Start of Page
Mmm, I see. (I very often just literally don't account for you relying
on invalid types being load-bearing ... Seeing a stack trace where
you're told that "None" does not have such-and-such property usually
feels about as helpful as getting kicked out of a moving car on the
freeway.)

> We've seen this pattern before: PATCH 4+5.  There, we change .__init__()
> to declare the attribute without initializing it.  Use before it becomes
> valid now certainly crashes, which is an improvement.  Why can't we do
> the same here?

Didn't occur to me to add a crash on purpose... In the other cases, I
think I didn't have any suitable value to add at all, but in this case
I can use an empty list.

(I have a kind of distaste for relying on Python-level exceptions like
AttributeError to indicate that a stateful error has occurred - i.e.
End of Page
Start of Raw data
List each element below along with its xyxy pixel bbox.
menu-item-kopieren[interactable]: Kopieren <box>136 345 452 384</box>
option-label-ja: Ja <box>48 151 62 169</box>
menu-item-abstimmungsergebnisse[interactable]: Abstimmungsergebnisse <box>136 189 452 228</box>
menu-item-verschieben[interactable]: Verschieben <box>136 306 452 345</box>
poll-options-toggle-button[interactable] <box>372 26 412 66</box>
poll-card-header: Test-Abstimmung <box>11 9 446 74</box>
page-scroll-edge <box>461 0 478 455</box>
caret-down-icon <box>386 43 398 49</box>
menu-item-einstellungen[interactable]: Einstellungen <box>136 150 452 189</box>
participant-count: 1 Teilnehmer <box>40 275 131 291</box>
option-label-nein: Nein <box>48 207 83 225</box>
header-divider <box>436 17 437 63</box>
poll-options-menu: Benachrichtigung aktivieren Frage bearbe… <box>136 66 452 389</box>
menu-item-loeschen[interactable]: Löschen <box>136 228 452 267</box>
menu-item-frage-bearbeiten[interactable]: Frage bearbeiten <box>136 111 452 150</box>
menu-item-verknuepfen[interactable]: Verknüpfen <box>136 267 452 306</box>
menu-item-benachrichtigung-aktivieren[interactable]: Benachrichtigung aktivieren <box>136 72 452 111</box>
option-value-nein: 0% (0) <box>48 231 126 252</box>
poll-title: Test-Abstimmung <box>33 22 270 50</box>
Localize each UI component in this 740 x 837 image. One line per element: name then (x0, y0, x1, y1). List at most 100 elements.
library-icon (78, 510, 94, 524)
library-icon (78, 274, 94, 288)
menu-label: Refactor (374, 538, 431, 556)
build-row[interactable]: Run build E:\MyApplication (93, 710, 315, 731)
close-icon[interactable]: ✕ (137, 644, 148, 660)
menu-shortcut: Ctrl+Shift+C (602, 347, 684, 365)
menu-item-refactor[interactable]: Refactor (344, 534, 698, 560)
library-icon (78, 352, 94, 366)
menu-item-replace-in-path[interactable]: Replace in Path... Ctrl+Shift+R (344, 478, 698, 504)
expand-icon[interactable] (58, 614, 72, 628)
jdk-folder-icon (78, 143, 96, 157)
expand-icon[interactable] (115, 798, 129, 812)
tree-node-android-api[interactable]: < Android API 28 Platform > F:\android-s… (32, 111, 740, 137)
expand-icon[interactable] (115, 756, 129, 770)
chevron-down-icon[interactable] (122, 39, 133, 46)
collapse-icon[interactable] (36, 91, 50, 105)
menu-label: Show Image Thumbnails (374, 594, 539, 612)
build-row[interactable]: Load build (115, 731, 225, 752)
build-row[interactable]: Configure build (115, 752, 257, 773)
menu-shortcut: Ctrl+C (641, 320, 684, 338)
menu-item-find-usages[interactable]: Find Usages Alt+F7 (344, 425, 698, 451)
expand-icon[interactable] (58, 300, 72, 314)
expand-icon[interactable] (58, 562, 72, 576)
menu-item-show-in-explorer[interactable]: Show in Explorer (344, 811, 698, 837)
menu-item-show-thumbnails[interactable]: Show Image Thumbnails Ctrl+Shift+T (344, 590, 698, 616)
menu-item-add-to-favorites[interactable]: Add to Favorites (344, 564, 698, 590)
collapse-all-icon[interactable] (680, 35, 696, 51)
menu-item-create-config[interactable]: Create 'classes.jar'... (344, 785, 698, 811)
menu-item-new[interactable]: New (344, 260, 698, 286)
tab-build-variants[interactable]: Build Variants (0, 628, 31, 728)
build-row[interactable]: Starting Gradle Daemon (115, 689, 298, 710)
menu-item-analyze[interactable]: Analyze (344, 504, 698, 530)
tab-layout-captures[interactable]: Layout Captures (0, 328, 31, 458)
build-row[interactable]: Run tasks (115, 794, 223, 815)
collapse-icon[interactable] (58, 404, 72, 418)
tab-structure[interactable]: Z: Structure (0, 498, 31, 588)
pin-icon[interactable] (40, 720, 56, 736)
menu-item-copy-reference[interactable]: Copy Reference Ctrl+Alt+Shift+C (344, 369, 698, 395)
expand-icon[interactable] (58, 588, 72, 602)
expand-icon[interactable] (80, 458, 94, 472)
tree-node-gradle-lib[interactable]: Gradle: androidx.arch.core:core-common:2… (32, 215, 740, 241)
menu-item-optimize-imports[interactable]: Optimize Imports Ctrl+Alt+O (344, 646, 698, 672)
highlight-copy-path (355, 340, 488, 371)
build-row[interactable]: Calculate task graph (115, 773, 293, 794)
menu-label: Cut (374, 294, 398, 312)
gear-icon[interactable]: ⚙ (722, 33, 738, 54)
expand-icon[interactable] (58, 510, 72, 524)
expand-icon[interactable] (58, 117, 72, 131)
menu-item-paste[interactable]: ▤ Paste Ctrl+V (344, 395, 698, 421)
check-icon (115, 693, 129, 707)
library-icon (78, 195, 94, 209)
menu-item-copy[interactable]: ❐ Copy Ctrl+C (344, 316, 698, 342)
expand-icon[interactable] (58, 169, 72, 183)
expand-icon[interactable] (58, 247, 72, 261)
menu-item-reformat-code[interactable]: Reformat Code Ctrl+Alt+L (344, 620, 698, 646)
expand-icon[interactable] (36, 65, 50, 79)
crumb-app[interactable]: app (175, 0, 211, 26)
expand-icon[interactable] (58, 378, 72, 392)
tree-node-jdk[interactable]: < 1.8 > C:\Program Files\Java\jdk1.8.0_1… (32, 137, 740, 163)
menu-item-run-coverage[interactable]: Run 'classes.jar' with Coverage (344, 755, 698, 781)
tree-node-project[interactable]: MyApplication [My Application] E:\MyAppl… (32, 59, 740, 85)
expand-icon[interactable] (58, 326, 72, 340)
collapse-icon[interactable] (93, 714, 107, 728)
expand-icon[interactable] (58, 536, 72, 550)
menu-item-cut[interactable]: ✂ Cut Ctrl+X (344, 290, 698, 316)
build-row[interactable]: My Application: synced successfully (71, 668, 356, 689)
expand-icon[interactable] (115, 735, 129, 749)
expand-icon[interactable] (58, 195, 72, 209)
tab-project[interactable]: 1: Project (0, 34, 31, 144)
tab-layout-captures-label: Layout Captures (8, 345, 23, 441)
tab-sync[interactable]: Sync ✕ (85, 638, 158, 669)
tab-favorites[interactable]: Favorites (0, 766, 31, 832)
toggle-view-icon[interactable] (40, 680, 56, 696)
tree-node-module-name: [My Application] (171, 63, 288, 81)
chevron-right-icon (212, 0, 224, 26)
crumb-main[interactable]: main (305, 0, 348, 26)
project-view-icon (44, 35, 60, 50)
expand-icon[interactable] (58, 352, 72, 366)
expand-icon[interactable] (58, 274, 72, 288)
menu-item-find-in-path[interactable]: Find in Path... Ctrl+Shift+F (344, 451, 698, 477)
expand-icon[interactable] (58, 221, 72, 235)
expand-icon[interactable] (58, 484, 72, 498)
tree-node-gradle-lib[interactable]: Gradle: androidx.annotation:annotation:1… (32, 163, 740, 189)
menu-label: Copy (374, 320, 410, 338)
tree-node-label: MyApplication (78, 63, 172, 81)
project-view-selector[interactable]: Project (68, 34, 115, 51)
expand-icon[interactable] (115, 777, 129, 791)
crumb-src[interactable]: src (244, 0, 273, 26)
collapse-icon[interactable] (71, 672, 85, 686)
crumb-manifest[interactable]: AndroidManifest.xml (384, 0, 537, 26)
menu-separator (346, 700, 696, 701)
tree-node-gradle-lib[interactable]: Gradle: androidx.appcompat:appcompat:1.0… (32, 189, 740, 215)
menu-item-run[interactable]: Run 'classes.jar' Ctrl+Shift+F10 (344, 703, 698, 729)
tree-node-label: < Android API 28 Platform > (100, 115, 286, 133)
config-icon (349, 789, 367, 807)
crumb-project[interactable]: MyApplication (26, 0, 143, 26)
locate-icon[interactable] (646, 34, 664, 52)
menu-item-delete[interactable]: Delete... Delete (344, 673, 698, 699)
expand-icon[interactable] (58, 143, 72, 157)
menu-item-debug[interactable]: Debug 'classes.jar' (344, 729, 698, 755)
End of Raw data
Set task 1.
Copy out the stretch of the reply from "Didn't occur to" through "an empty list.".
Set task 2.
Edit the records from their start through the line that contains "poll-options-toggle-button[interactable] <box>372 26", swapping "xyxy pixel bbox" for "xyxy pixel bounding box" and changing nothing else. Return only those lines.
The reply and the records come from unrelated sources.

Finished answer 1.
Didn't occur to me to add a crash on purpose... In the other cases, I
think I didn't have any suitable value to add at all, but in this case
I can use an empty list.

Finished answer 2.
List each element below along with its xyxy pixel bounding box.
menu-item-kopieren[interactable]: Kopieren <box>136 345 452 384</box>
option-label-ja: Ja <box>48 151 62 169</box>
menu-item-abstimmungsergebnisse[interactable]: Abstimmungsergebnisse <box>136 189 452 228</box>
menu-item-verschieben[interactable]: Verschieben <box>136 306 452 345</box>
poll-options-toggle-button[interactable] <box>372 26 412 66</box>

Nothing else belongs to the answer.